### Written instruction:
Reproduce the data exactly.

### Records provided:
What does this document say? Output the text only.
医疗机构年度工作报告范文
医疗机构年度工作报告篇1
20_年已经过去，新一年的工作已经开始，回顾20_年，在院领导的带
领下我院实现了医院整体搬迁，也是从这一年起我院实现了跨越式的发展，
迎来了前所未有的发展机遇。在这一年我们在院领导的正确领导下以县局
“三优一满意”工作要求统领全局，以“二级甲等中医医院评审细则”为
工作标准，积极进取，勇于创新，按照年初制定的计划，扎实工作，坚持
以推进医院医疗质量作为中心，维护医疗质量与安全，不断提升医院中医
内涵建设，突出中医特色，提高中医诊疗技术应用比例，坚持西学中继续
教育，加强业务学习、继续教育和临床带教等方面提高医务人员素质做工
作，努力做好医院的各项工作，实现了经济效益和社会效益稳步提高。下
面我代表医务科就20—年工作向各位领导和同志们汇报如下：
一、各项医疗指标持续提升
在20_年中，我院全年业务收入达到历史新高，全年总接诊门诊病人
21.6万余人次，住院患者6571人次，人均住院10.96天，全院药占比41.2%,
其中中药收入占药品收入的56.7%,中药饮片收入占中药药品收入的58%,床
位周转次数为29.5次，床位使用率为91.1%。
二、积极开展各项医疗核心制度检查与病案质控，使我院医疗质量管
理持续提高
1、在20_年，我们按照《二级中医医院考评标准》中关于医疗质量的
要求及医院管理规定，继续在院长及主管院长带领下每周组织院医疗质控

### Task solution:
What does this document say? Output the text only.
医疗机构年度工作报告范文
医疗机构年度工作报告篇1
20_年已经过去，新一年的工作已经开始，回顾20_年，在院领导的带
领下我院实现了医院整体搬迁，也是从这一年起我院实现了跨越式的发展，
迎来了前所未有的发展机遇。在这一年我们在院领导的正确领导下以县局
“三优一满意”工作要求统领全局，以“二级甲等中医医院评审细则”为
工作标准，积极进取，勇于创新，按照年初制定的计划，扎实工作，坚持
以推进医院医疗质量作为中心，维护医疗质量与安全，不断提升医院中医
内涵建设，突出中医特色，提高中医诊疗技术应用比例，坚持西学中继续
教育，加强业务学习、继续教育和临床带教等方面提高医务人员素质做工
作，努力做好医院的各项工作，实现了经济效益和社会效益稳步提高。下
面我代表医务科就20—年工作向各位领导和同志们汇报如下：
一、各项医疗指标持续提升
在20_年中，我院全年业务收入达到历史新高，全年总接诊门诊病人
21.6万余人次，住院患者6571人次，人均住院10.96天，全院药占比41.2%,
其中中药收入占药品收入的56.7%,中药饮片收入占中药药品收入的58%,床
位周转次数为29.5次，床位使用率为91.1%。
二、积极开展各项医疗核心制度检查与病案质控，使我院医疗质量管
理持续提高
1、在20_年，我们按照《二级中医医院考评标准》中关于医疗质量的
要求及医院管理规定，继续在院长及主管院长带领下每周组织院医疗质控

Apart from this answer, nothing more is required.